-- begin WORKING DATA --
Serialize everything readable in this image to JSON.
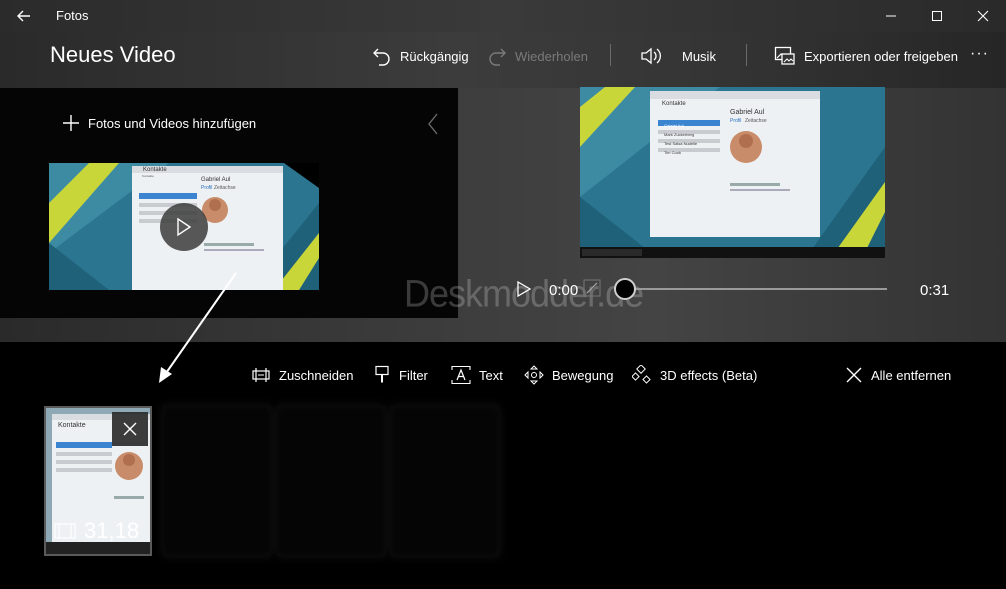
{
  "window": {
    "app_title": "Fotos"
  },
  "header": {
    "page_title": "Neues Video",
    "undo_label": "Rückgängig",
    "redo_label": "Wiederholen",
    "music_label": "Musik",
    "export_label": "Exportieren oder freigeben",
    "more_label": "···"
  },
  "library": {
    "add_label": "Fotos und Videos hinzufügen"
  },
  "thumb_screen": {
    "app_name": "Kontakte",
    "contact_name": "Gabriel Aul",
    "tab_profile": "Profil",
    "tab_timeline": "Zeitachse",
    "list": [
      "Gabriel Aul",
      "Mark Zuckerberg",
      "Test Salsa Nudelle",
      "Tim Cook"
    ]
  },
  "player": {
    "current_time": "0:00",
    "end_time": "0:31",
    "progress": 0
  },
  "watermark": "Deskmodder.de",
  "storyboard": {
    "tools": {
      "trim": "Zuschneiden",
      "filter": "Filter",
      "text": "Text",
      "motion": "Bewegung",
      "effects3d": "3D effects (Beta)",
      "remove_all": "Alle entfernen"
    },
    "card": {
      "duration": "31,18"
    }
  }
}
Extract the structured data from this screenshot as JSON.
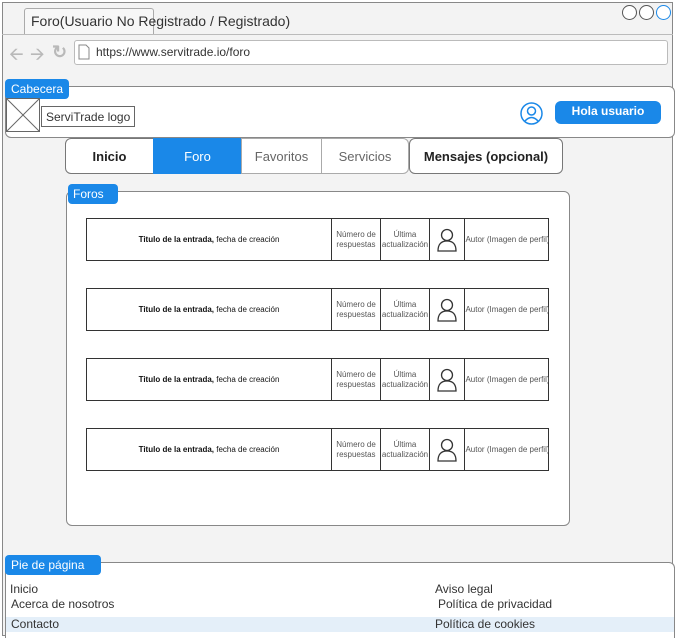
{
  "browser": {
    "tab_title": "Foro(Usuario No Registrado / Registrado)",
    "url": "https://www.servitrade.io/foro"
  },
  "header": {
    "section_label": "Cabecera",
    "logo_text": "ServiTrade logo",
    "user_button": "Hola usuario"
  },
  "nav": {
    "tabs": [
      "Inicio",
      "Foro",
      "Favoritos",
      "Servicios",
      "Mensajes (opcional)"
    ],
    "active": "Foro"
  },
  "forums": {
    "section_label": "Foros",
    "rows": [
      {
        "title": "Titulo de la entrada,",
        "date": " fecha de creación",
        "replies": "Número de respuestas",
        "updated": "Última actualización",
        "author": "Autor (Imagen de perfil)"
      },
      {
        "title": "Titulo de la entrada,",
        "date": " fecha de creación",
        "replies": "Número de respuestas",
        "updated": "Última actualización",
        "author": "Autor (Imagen de perfil)"
      },
      {
        "title": "Titulo de la entrada,",
        "date": " fecha de creación",
        "replies": "Número de respuestas",
        "updated": "Última actualización",
        "author": "Autor (Imagen de perfil)"
      },
      {
        "title": "Titulo de la entrada,",
        "date": " fecha de creación",
        "replies": "Número de respuestas",
        "updated": "Última actualización",
        "author": "Autor (Imagen de perfil)"
      }
    ]
  },
  "footer": {
    "section_label": "Pie de página",
    "left_links": [
      "Inicio",
      "Acerca de nosotros",
      "Contacto"
    ],
    "right_links": [
      "Aviso legal",
      "Política de privacidad",
      "Política de cookies"
    ]
  },
  "colors": {
    "accent": "#1a88e8",
    "border": "#888888"
  }
}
-- end WORKING DATA --
_PROBLEM STATEMENT_
What is needed is an exact reproduction of the data, pictures excluded.

_TASK OUTPUT_
Serialize everything readable in this image to JSON.
{
  "window": {
    "app_title": "Fotos"
  },
  "header": {
    "page_title": "Neues Video",
    "undo_label": "Rückgängig",
    "redo_label": "Wiederholen",
    "music_label": "Musik",
    "export_label": "Exportieren oder freigeben",
    "more_label": "···"
  },
  "library": {
    "add_label": "Fotos und Videos hinzufügen"
  },
  "thumb_screen": {
    "app_name": "Kontakte",
    "contact_name": "Gabriel Aul",
    "tab_profile": "Profil",
    "tab_timeline": "Zeitachse",
    "list": [
      "Gabriel Aul",
      "Mark Zuckerberg",
      "Test Salsa Nudelle",
      "Tim Cook"
    ]
  },
  "player": {
    "current_time": "0:00",
    "end_time": "0:31",
    "progress": 0
  },
  "watermark": "Deskmodder.de",
  "storyboard": {
    "tools": {
      "trim": "Zuschneiden",
      "filter": "Filter",
      "text": "Text",
      "motion": "Bewegung",
      "effects3d": "3D effects (Beta)",
      "remove_all": "Alle entfernen"
    },
    "card": {
      "duration": "31,18"
    }
  }
}
Extract the structured data from this screenshot as JSON.
{
  "browser": {
    "tab_title": "Foro(Usuario No Registrado / Registrado)",
    "url": "https://www.servitrade.io/foro"
  },
  "header": {
    "section_label": "Cabecera",
    "logo_text": "ServiTrade logo",
    "user_button": "Hola usuario"
  },
  "nav": {
    "tabs": [
      "Inicio",
      "Foro",
      "Favoritos",
      "Servicios",
      "Mensajes (opcional)"
    ],
    "active": "Foro"
  },
  "forums": {
    "section_label": "Foros",
    "rows": [
      {
        "title": "Titulo de la entrada,",
        "date": " fecha de creación",
        "replies": "Número de respuestas",
        "updated": "Última actualización",
        "author": "Autor (Imagen de perfil)"
      },
      {
        "title": "Titulo de la entrada,",
        "date": " fecha de creación",
        "replies": "Número de respuestas",
        "updated": "Última actualización",
        "author": "Autor (Imagen de perfil)"
      },
      {
        "title": "Titulo de la entrada,",
        "date": " fecha de creación",
        "replies": "Número de respuestas",
        "updated": "Última actualización",
        "author": "Autor (Imagen de perfil)"
      },
      {
        "title": "Titulo de la entrada,",
        "date": " fecha de creación",
        "replies": "Número de respuestas",
        "updated": "Última actualización",
        "author": "Autor (Imagen de perfil)"
      }
    ]
  },
  "footer": {
    "section_label": "Pie de página",
    "left_links": [
      "Inicio",
      "Acerca de nosotros",
      "Contacto"
    ],
    "right_links": [
      "Aviso legal",
      "Política de privacidad",
      "Política de cookies"
    ]
  },
  "colors": {
    "accent": "#1a88e8",
    "border": "#888888"
  }
}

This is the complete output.